*Directions:* Copy each entry below exactly as it appears.

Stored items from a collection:

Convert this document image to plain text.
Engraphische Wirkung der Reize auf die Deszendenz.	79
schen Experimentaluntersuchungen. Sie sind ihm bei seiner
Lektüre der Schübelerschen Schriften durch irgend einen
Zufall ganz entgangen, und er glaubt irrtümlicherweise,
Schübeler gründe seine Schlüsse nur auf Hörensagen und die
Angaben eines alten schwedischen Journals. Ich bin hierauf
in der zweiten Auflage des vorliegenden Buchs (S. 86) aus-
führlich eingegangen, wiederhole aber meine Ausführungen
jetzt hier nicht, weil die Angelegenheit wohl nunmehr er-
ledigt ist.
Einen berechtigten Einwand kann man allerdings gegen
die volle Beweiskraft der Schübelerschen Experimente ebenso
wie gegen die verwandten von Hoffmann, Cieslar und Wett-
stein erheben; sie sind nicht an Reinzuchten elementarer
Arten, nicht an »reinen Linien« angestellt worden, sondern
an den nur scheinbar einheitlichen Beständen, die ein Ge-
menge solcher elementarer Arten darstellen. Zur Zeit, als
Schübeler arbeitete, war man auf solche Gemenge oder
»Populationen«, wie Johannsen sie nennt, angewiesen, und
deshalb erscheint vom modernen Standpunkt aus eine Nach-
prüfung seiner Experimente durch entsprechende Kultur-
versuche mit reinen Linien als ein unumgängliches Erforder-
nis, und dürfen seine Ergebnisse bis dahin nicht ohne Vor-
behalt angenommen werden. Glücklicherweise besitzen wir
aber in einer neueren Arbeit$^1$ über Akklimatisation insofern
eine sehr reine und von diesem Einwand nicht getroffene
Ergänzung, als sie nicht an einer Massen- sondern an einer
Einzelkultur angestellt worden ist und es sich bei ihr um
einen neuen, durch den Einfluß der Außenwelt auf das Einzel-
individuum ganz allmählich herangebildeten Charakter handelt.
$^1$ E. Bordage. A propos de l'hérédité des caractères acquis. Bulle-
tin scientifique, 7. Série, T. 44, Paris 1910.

*Answer section:*
Convert this document image to plain text.
Engraphische Wirkung der Reize auf die Deszendenz.	79
schen Experimentaluntersuchungen. Sie sind ihm bei seiner
Lektüre der Schübelerschen Schriften durch irgend einen
Zufall ganz entgangen, und er glaubt irrtümlicherweise,
Schübeler gründe seine Schlüsse nur auf Hörensagen und die
Angaben eines alten schwedischen Journals. Ich bin hierauf
in der zweiten Auflage des vorliegenden Buchs (S. 86) aus-
führlich eingegangen, wiederhole aber meine Ausführungen
jetzt hier nicht, weil die Angelegenheit wohl nunmehr er-
ledigt ist.
Einen berechtigten Einwand kann man allerdings gegen
die volle Beweiskraft der Schübelerschen Experimente ebenso
wie gegen die verwandten von Hoffmann, Cieslar und Wett-
stein erheben; sie sind nicht an Reinzuchten elementarer
Arten, nicht an »reinen Linien« angestellt worden, sondern
an den nur scheinbar einheitlichen Beständen, die ein Ge-
menge solcher elementarer Arten darstellen. Zur Zeit, als
Schübeler arbeitete, war man auf solche Gemenge oder
»Populationen«, wie Johannsen sie nennt, angewiesen, und
deshalb erscheint vom modernen Standpunkt aus eine Nach-
prüfung seiner Experimente durch entsprechende Kultur-
versuche mit reinen Linien als ein unumgängliches Erforder-
nis, und dürfen seine Ergebnisse bis dahin nicht ohne Vor-
behalt angenommen werden. Glücklicherweise besitzen wir
aber in einer neueren Arbeit$^1$ über Akklimatisation insofern
eine sehr reine und von diesem Einwand nicht getroffene
Ergänzung, als sie nicht an einer Massen- sondern an einer
Einzelkultur angestellt worden ist und es sich bei ihr um
einen neuen, durch den Einfluß der Außenwelt auf das Einzel-
individuum ganz allmählich herangebildeten Charakter handelt.
$^1$ E. Bordage. A propos de l'hérédité des caractères acquis. Bulle-
tin scientifique, 7. Série, T. 44, Paris 1910.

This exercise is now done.